Select from the records below every line that has the word "name" in it.

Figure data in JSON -
--- START ---
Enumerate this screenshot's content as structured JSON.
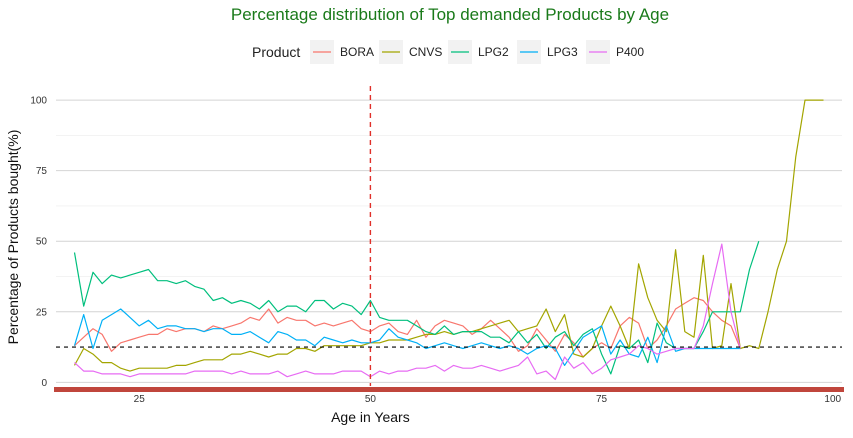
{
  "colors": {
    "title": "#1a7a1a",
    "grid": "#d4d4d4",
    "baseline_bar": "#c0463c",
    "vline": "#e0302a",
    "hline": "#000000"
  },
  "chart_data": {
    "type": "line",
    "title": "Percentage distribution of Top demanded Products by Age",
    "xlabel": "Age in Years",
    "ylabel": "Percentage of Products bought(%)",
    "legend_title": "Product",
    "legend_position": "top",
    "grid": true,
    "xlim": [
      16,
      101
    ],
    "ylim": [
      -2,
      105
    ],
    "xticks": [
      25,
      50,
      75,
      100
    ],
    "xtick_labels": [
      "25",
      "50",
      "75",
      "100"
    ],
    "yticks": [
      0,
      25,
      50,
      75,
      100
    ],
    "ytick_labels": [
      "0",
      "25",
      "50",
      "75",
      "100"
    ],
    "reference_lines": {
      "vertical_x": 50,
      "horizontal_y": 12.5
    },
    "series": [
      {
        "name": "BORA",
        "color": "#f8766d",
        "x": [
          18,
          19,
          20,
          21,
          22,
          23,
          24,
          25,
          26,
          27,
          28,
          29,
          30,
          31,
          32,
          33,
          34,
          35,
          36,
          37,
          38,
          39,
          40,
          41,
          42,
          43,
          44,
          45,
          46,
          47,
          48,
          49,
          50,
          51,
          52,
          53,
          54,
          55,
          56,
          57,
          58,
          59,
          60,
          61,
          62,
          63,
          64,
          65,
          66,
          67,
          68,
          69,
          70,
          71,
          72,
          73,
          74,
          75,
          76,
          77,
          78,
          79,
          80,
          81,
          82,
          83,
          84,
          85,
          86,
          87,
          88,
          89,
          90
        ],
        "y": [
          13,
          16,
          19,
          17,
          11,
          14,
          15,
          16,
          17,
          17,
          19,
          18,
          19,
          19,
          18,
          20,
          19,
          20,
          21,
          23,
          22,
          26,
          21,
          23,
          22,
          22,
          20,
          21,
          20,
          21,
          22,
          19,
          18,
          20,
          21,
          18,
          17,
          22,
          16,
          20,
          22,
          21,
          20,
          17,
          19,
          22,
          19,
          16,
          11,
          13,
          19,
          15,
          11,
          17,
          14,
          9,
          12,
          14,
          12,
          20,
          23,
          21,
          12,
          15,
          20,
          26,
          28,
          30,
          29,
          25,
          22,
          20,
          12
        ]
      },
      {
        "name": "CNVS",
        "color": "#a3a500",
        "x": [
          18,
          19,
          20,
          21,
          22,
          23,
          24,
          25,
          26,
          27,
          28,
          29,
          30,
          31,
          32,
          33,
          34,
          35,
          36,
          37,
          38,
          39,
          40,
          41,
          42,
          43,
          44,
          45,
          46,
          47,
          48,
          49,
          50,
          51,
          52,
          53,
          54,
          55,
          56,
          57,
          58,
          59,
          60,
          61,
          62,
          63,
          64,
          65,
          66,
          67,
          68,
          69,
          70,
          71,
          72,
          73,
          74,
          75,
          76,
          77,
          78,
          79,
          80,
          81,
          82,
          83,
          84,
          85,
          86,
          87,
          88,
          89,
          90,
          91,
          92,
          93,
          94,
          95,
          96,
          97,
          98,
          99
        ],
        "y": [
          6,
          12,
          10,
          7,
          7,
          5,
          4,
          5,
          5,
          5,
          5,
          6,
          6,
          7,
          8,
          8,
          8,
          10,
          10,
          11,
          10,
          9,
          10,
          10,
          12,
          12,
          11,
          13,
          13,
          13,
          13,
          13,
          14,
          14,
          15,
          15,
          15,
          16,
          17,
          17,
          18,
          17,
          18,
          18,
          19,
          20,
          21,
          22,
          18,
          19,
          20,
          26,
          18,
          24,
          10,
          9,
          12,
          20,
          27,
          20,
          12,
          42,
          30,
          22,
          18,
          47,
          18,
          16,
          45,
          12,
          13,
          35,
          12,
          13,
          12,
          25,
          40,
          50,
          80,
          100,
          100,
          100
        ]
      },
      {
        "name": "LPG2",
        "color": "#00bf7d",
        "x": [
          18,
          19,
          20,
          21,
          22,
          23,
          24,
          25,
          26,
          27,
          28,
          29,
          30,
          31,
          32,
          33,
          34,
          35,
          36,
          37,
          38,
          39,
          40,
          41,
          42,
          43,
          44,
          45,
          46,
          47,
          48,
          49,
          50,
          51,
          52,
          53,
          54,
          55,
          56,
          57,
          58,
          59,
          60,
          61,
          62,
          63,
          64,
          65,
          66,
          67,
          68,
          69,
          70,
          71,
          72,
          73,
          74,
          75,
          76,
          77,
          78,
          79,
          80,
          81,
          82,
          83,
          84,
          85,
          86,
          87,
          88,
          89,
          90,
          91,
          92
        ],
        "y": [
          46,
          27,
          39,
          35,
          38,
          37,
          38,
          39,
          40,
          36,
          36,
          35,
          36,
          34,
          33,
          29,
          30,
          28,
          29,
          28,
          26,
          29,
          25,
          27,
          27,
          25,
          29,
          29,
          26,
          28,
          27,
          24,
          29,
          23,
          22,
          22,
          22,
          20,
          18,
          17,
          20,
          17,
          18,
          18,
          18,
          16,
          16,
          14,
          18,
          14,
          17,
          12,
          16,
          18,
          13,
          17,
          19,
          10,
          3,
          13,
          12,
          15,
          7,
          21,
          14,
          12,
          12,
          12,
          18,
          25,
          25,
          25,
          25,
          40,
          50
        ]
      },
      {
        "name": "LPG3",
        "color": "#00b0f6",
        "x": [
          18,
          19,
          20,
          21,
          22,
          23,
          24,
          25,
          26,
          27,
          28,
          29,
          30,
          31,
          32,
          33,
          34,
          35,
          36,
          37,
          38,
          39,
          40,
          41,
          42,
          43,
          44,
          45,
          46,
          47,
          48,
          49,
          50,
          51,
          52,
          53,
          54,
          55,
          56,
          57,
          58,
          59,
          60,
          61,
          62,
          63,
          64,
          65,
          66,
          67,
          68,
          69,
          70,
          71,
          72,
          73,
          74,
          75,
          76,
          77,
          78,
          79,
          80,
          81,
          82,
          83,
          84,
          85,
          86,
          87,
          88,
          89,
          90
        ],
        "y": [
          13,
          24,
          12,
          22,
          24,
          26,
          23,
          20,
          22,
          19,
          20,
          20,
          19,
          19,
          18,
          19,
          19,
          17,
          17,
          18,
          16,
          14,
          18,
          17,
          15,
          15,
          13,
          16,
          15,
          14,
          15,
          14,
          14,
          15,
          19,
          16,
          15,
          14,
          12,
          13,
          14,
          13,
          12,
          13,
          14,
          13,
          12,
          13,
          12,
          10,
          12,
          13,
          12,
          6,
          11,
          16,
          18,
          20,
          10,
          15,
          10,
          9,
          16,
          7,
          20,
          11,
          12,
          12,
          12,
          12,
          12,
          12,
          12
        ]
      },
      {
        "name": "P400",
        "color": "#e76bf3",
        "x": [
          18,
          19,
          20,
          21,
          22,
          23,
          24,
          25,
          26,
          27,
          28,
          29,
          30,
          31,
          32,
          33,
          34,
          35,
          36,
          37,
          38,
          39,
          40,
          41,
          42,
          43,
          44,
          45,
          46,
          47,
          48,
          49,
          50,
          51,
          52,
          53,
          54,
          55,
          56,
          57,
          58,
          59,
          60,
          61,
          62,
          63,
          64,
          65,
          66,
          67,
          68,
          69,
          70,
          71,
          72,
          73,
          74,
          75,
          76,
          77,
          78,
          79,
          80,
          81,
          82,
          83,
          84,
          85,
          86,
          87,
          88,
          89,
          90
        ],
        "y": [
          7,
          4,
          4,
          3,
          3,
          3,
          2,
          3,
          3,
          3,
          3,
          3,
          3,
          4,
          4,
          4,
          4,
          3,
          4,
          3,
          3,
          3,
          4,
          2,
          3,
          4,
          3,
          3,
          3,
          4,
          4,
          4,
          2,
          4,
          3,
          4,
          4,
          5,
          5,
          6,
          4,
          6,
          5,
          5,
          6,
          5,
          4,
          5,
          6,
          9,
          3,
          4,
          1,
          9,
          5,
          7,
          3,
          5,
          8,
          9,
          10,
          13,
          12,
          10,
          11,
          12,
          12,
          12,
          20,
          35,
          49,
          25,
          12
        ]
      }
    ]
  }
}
--- END ---
Completed task -
        "name": "BORA",
        "name": "CNVS",
        "name": "LPG2",
        "name": "LPG3",
        "name": "P400",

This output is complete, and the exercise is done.